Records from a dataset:
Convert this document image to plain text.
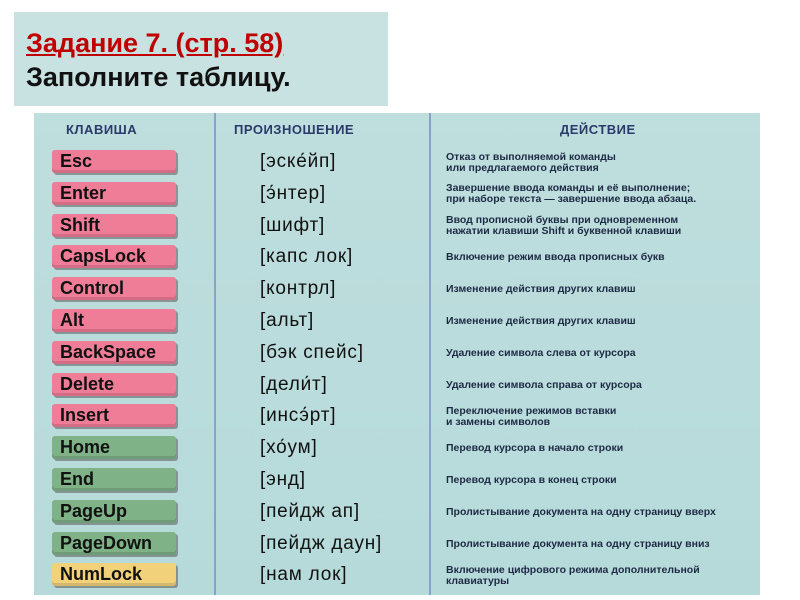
Задание 7. (стр. 58)
Заполните таблицу.
КЛАВИША	ПРОИЗНОШЕНИЕ	ДЕЙСТВИЕ
Esc	[эске́йп]	Отказ от выполняемой команды
или предлагаемого действия
Enter	[э́нтер]	Завершение ввода команды и её выполнение;
при наборе текста — завершение ввода абзаца.
Shift	[шифт]	Ввод прописной буквы при одновременном
нажатии клавиши Shift и буквенной клавиши
CapsLock	[капс лок]	Включение режим ввода прописных букв
Control	[контрл]	Изменение действия других клавиш
Alt	[альт]	Изменение действия других клавиш
BackSpace	[бэк спейс]	Удаление символа слева от курсора
Delete	[дели́т]	Удаление символа справа от курсора
Insert	[инсэ́рт]	Переключение режимов вставки
и замены символов
Home	[хо́ум]	Перевод курсора в начало строки
End	[энд]	Перевод курсора в конец строки
PageUp	[пейдж ап]	Пролистывание документа на одну страницу вверх
PageDown	[пейдж даун]	Пролистывание документа на одну страницу вниз
NumLock	[нам лок]	Включение цифрового режима дополнительной клавиатуры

■ Task brief
Tally the lines in the entries above that hold the word "Shift". Reply with nothing but that count.

■ Solution to this problem
2